◆ WHAT TO WORK ON
Write out the full set of records below exactly.
***** DATASET EXCERPTS
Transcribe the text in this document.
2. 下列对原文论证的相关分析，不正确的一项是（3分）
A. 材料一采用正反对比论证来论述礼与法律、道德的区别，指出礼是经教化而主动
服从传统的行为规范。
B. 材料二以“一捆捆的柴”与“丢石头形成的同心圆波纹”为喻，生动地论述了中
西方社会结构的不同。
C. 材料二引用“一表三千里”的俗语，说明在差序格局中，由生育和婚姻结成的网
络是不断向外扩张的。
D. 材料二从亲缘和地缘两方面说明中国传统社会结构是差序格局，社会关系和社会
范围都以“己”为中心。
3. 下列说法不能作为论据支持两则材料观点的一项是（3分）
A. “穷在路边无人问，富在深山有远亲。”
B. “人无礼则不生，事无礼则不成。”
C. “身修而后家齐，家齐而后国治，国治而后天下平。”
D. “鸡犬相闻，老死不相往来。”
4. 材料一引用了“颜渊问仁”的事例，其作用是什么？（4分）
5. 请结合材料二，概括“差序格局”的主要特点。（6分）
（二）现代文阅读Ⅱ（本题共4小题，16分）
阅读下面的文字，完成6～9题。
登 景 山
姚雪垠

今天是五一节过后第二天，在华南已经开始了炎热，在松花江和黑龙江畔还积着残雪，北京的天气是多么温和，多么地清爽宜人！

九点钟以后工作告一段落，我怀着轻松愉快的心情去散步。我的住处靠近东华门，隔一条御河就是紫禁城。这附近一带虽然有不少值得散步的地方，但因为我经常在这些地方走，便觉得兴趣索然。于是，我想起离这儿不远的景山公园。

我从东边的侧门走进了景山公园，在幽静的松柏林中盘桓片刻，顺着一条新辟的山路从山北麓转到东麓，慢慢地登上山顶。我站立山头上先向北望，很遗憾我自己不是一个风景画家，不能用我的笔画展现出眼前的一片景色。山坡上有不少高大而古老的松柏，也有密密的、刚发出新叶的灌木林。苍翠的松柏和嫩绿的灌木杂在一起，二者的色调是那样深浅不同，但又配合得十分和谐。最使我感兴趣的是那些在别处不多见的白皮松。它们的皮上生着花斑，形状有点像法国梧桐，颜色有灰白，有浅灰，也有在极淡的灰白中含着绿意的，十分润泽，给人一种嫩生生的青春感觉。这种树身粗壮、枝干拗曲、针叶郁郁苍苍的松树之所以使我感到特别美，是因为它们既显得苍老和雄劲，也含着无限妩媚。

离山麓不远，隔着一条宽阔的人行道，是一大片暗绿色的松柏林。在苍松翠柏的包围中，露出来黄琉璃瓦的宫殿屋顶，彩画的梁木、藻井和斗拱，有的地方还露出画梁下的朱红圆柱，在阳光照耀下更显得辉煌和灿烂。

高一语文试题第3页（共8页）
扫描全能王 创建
**********
◆ EXERCISE SOLUTION
Transcribe the text in this document.
2. 下列对原文论证的相关分析，不正确的一项是（3分）
A. 材料一采用正反对比论证来论述礼与法律、道德的区别，指出礼是经教化而主动
服从传统的行为规范。
B. 材料二以“一捆捆的柴”与“丢石头形成的同心圆波纹”为喻，生动地论述了中
西方社会结构的不同。
C. 材料二引用“一表三千里”的俗语，说明在差序格局中，由生育和婚姻结成的网
络是不断向外扩张的。
D. 材料二从亲缘和地缘两方面说明中国传统社会结构是差序格局，社会关系和社会
范围都以“己”为中心。
3. 下列说法不能作为论据支持两则材料观点的一项是（3分）
A. “穷在路边无人问，富在深山有远亲。”
B. “人无礼则不生，事无礼则不成。”
C. “身修而后家齐，家齐而后国治，国治而后天下平。”
D. “鸡犬相闻，老死不相往来。”
4. 材料一引用了“颜渊问仁”的事例，其作用是什么？（4分）
5. 请结合材料二，概括“差序格局”的主要特点。（6分）
（二）现代文阅读Ⅱ（本题共4小题，16分）
阅读下面的文字，完成6～9题。
登 景 山
姚雪垠

今天是五一节过后第二天，在华南已经开始了炎热，在松花江和黑龙江畔还积着残雪，北京的天气是多么温和，多么地清爽宜人！

九点钟以后工作告一段落，我怀着轻松愉快的心情去散步。我的住处靠近东华门，隔一条御河就是紫禁城。这附近一带虽然有不少值得散步的地方，但因为我经常在这些地方走，便觉得兴趣索然。于是，我想起离这儿不远的景山公园。

我从东边的侧门走进了景山公园，在幽静的松柏林中盘桓片刻，顺着一条新辟的山路从山北麓转到东麓，慢慢地登上山顶。我站立山头上先向北望，很遗憾我自己不是一个风景画家，不能用我的笔画展现出眼前的一片景色。山坡上有不少高大而古老的松柏，也有密密的、刚发出新叶的灌木林。苍翠的松柏和嫩绿的灌木杂在一起，二者的色调是那样深浅不同，但又配合得十分和谐。最使我感兴趣的是那些在别处不多见的白皮松。它们的皮上生着花斑，形状有点像法国梧桐，颜色有灰白，有浅灰，也有在极淡的灰白中含着绿意的，十分润泽，给人一种嫩生生的青春感觉。这种树身粗壮、枝干拗曲、针叶郁郁苍苍的松树之所以使我感到特别美，是因为它们既显得苍老和雄劲，也含着无限妩媚。

离山麓不远，隔着一条宽阔的人行道，是一大片暗绿色的松柏林。在苍松翠柏的包围中，露出来黄琉璃瓦的宫殿屋顶，彩画的梁木、藻井和斗拱，有的地方还露出画梁下的朱红圆柱，在阳光照耀下更显得辉煌和灿烂。

高一语文试题第3页（共8页）
扫描全能王 创建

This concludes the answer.